(DATA FOR THIS EXERCISE)
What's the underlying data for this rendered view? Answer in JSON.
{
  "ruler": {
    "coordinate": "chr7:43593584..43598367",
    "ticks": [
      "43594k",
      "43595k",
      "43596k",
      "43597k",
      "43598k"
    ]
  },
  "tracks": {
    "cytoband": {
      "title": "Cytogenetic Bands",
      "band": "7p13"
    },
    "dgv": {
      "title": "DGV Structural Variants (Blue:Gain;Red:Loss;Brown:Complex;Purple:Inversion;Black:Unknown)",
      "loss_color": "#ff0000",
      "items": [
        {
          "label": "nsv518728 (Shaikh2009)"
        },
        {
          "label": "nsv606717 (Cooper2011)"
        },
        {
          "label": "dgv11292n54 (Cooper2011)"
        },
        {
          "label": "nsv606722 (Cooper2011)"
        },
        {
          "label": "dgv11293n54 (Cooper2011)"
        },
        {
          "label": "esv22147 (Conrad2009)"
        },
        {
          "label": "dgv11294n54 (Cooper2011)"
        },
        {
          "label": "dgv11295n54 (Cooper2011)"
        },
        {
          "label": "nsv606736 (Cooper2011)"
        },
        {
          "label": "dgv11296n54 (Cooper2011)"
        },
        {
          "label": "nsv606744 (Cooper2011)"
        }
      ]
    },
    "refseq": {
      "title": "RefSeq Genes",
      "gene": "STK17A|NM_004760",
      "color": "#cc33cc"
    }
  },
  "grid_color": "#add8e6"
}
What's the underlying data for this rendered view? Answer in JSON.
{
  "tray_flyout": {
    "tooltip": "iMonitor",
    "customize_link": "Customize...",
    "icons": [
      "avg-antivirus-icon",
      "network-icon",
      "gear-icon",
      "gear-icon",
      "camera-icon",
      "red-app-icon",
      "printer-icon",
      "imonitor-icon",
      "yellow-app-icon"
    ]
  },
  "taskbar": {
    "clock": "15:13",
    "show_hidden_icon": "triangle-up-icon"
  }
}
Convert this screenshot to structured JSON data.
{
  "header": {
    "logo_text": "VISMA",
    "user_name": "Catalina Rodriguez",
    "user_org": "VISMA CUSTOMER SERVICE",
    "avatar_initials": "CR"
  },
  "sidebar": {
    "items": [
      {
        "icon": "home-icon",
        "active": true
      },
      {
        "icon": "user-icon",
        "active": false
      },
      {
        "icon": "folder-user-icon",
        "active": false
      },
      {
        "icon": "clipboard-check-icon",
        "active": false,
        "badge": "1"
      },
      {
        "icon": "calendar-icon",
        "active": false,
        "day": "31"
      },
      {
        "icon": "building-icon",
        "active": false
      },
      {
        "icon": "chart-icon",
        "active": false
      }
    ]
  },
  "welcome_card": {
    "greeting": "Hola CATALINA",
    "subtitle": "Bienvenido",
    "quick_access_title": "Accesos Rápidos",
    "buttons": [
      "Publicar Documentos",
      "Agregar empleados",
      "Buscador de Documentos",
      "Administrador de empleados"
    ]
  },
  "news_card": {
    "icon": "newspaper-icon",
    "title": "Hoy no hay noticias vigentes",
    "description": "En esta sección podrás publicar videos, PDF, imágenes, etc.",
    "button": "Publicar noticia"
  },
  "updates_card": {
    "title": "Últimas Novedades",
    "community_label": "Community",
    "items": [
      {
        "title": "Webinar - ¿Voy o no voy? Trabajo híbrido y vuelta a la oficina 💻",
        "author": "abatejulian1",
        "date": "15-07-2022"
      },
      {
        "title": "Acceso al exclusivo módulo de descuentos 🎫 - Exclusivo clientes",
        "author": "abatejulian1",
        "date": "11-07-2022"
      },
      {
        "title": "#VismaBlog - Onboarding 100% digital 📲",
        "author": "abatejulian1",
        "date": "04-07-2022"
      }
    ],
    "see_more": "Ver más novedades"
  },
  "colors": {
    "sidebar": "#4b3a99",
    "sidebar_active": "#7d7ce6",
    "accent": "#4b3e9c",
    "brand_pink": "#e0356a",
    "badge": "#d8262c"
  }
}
(End DATA FOR THIS EXERCISE)
**TASK GOAL:**
Copy only the lines in the listing that contain "empleados".

**THE COMPLETED TASK:**
      "Agregar empleados",
      "Administrador de empleados"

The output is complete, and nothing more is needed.